▸ **Source data**
--- begin ---

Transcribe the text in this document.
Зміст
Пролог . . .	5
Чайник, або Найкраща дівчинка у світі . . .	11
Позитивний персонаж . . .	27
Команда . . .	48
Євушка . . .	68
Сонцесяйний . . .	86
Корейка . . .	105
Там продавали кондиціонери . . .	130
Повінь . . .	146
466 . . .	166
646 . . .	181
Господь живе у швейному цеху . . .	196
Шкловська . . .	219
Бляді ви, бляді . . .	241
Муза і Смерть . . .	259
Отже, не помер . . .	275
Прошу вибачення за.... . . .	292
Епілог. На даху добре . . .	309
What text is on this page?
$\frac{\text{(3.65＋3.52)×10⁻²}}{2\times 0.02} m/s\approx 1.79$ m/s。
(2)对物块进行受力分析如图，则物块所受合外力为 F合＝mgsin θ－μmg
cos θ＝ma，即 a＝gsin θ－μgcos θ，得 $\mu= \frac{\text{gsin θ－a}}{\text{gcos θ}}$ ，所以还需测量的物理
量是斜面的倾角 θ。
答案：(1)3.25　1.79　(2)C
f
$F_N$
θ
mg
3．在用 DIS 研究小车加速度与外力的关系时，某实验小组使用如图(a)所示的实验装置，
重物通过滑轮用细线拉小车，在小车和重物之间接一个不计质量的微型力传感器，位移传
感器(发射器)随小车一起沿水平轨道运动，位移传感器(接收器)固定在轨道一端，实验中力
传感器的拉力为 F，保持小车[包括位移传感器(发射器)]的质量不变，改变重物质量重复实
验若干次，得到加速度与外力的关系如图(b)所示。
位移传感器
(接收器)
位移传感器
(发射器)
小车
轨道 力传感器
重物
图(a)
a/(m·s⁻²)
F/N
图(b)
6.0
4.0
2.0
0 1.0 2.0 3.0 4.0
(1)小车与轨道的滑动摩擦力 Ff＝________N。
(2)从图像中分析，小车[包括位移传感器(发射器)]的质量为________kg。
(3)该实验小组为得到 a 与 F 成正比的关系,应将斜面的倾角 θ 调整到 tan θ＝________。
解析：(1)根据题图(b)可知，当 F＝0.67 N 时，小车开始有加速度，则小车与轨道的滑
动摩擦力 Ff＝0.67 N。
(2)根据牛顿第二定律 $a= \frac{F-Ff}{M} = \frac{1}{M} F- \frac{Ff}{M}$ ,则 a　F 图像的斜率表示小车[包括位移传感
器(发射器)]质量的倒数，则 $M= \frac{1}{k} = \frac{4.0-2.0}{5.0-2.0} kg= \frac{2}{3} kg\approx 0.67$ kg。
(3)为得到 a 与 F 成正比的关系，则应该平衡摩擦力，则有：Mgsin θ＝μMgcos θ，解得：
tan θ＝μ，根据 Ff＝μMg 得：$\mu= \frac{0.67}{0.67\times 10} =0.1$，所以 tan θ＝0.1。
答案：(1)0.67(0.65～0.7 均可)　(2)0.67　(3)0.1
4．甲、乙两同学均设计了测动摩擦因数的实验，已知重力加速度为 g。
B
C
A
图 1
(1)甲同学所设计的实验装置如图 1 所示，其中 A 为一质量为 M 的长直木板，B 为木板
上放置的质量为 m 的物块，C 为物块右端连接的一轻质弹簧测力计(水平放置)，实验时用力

--- end ---

Transcribe every record above exactly as it appears.

▸ **Task result**
Transcribe the text in this document.
Зміст
Пролог . . .	5
Чайник, або Найкраща дівчинка у світі . . .	11
Позитивний персонаж . . .	27
Команда . . .	48
Євушка . . .	68
Сонцесяйний . . .	86
Корейка . . .	105
Там продавали кондиціонери . . .	130
Повінь . . .	146
466 . . .	166
646 . . .	181
Господь живе у швейному цеху . . .	196
Шкловська . . .	219
Бляді ви, бляді . . .	241
Муза і Смерть . . .	259
Отже, не помер . . .	275
Прошу вибачення за.... . . .	292
Епілог. На даху добре . . .	309
What text is on this page?
$\frac{\text{(3.65＋3.52)×10⁻²}}{2\times 0.02} m/s\approx 1.79$ m/s。
(2)对物块进行受力分析如图，则物块所受合外力为 F合＝mgsin θ－μmg
cos θ＝ma，即 a＝gsin θ－μgcos θ，得 $\mu= \frac{\text{gsin θ－a}}{\text{gcos θ}}$ ，所以还需测量的物理
量是斜面的倾角 θ。
答案：(1)3.25　1.79　(2)C
f
$F_N$
θ
mg
3．在用 DIS 研究小车加速度与外力的关系时，某实验小组使用如图(a)所示的实验装置，
重物通过滑轮用细线拉小车，在小车和重物之间接一个不计质量的微型力传感器，位移传
感器(发射器)随小车一起沿水平轨道运动，位移传感器(接收器)固定在轨道一端，实验中力
传感器的拉力为 F，保持小车[包括位移传感器(发射器)]的质量不变，改变重物质量重复实
验若干次，得到加速度与外力的关系如图(b)所示。
位移传感器
(接收器)
位移传感器
(发射器)
小车
轨道 力传感器
重物
图(a)
a/(m·s⁻²)
F/N
图(b)
6.0
4.0
2.0
0 1.0 2.0 3.0 4.0
(1)小车与轨道的滑动摩擦力 Ff＝________N。
(2)从图像中分析，小车[包括位移传感器(发射器)]的质量为________kg。
(3)该实验小组为得到 a 与 F 成正比的关系,应将斜面的倾角 θ 调整到 tan θ＝________。
解析：(1)根据题图(b)可知，当 F＝0.67 N 时，小车开始有加速度，则小车与轨道的滑
动摩擦力 Ff＝0.67 N。
(2)根据牛顿第二定律 $a= \frac{F-Ff}{M} = \frac{1}{M} F- \frac{Ff}{M}$ ,则 a　F 图像的斜率表示小车[包括位移传感
器(发射器)]质量的倒数，则 $M= \frac{1}{k} = \frac{4.0-2.0}{5.0-2.0} kg= \frac{2}{3} kg\approx 0.67$ kg。
(3)为得到 a 与 F 成正比的关系，则应该平衡摩擦力，则有：Mgsin θ＝μMgcos θ，解得：
tan θ＝μ，根据 Ff＝μMg 得：$\mu= \frac{0.67}{0.67\times 10} =0.1$，所以 tan θ＝0.1。
答案：(1)0.67(0.65～0.7 均可)　(2)0.67　(3)0.1
4．甲、乙两同学均设计了测动摩擦因数的实验，已知重力加速度为 g。
B
C
A
图 1
(1)甲同学所设计的实验装置如图 1 所示，其中 A 为一质量为 M 的长直木板，B 为木板
上放置的质量为 m 的物块，C 为物块右端连接的一轻质弹簧测力计(水平放置)，实验时用力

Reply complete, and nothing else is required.